# WORK TO COMPLETE
What follows is a listing; give it again exactly, in its entirety.

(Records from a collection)
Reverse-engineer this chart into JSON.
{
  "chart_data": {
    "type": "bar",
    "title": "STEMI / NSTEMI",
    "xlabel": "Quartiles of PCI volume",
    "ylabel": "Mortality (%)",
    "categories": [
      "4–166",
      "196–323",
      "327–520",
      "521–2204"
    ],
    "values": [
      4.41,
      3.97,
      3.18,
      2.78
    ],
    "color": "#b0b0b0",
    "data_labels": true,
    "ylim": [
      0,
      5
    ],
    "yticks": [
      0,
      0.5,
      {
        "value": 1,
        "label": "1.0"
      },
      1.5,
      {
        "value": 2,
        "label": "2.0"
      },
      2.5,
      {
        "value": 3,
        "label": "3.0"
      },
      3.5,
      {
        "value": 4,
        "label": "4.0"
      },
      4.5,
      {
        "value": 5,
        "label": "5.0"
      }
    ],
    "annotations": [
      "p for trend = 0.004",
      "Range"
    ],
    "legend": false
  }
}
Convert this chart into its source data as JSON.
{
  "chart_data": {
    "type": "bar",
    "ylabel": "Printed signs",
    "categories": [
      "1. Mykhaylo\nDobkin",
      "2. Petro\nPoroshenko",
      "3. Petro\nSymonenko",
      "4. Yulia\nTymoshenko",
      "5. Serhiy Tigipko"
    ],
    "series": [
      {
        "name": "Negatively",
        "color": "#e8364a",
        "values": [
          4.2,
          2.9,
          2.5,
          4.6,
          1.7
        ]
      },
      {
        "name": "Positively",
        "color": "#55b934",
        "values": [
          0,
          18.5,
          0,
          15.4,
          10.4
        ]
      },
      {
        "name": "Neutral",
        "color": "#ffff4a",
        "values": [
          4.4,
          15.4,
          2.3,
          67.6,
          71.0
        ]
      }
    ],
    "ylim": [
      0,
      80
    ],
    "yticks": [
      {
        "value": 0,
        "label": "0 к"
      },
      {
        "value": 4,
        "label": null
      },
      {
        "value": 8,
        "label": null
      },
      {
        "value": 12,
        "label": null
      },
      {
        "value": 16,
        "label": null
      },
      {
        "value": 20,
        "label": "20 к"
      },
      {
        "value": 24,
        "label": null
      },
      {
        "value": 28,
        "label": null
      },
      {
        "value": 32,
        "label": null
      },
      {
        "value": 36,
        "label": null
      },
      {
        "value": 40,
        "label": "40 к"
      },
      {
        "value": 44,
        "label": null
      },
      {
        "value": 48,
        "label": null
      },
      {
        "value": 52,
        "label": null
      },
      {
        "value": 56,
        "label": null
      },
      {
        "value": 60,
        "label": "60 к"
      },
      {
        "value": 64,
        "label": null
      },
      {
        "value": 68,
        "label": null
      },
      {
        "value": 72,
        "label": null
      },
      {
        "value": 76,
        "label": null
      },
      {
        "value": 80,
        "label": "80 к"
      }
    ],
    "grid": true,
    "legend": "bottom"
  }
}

# THE OUTPUT
Reverse-engineer this chart into JSON.
{
  "chart_data": {
    "type": "bar",
    "title": "STEMI / NSTEMI",
    "xlabel": "Quartiles of PCI volume",
    "ylabel": "Mortality (%)",
    "categories": [
      "4–166",
      "196–323",
      "327–520",
      "521–2204"
    ],
    "values": [
      4.41,
      3.97,
      3.18,
      2.78
    ],
    "color": "#b0b0b0",
    "data_labels": true,
    "ylim": [
      0,
      5
    ],
    "yticks": [
      0,
      0.5,
      {
        "value": 1,
        "label": "1.0"
      },
      1.5,
      {
        "value": 2,
        "label": "2.0"
      },
      2.5,
      {
        "value": 3,
        "label": "3.0"
      },
      3.5,
      {
        "value": 4,
        "label": "4.0"
      },
      4.5,
      {
        "value": 5,
        "label": "5.0"
      }
    ],
    "annotations": [
      "p for trend = 0.004",
      "Range"
    ],
    "legend": false
  }
}
Convert this chart into its source data as JSON.
{
  "chart_data": {
    "type": "bar",
    "ylabel": "Printed signs",
    "categories": [
      "1. Mykhaylo\nDobkin",
      "2. Petro\nPoroshenko",
      "3. Petro\nSymonenko",
      "4. Yulia\nTymoshenko",
      "5. Serhiy Tigipko"
    ],
    "series": [
      {
        "name": "Negatively",
        "color": "#e8364a",
        "values": [
          4.2,
          2.9,
          2.5,
          4.6,
          1.7
        ]
      },
      {
        "name": "Positively",
        "color": "#55b934",
        "values": [
          0,
          18.5,
          0,
          15.4,
          10.4
        ]
      },
      {
        "name": "Neutral",
        "color": "#ffff4a",
        "values": [
          4.4,
          15.4,
          2.3,
          67.6,
          71.0
        ]
      }
    ],
    "ylim": [
      0,
      80
    ],
    "yticks": [
      {
        "value": 0,
        "label": "0 к"
      },
      {
        "value": 4,
        "label": null
      },
      {
        "value": 8,
        "label": null
      },
      {
        "value": 12,
        "label": null
      },
      {
        "value": 16,
        "label": null
      },
      {
        "value": 20,
        "label": "20 к"
      },
      {
        "value": 24,
        "label": null
      },
      {
        "value": 28,
        "label": null
      },
      {
        "value": 32,
        "label": null
      },
      {
        "value": 36,
        "label": null
      },
      {
        "value": 40,
        "label": "40 к"
      },
      {
        "value": 44,
        "label": null
      },
      {
        "value": 48,
        "label": null
      },
      {
        "value": 52,
        "label": null
      },
      {
        "value": 56,
        "label": null
      },
      {
        "value": 60,
        "label": "60 к"
      },
      {
        "value": 64,
        "label": null
      },
      {
        "value": 68,
        "label": null
      },
      {
        "value": 72,
        "label": null
      },
      {
        "value": 76,
        "label": null
      },
      {
        "value": 80,
        "label": "80 к"
      }
    ],
    "grid": true,
    "legend": "bottom"
  }
}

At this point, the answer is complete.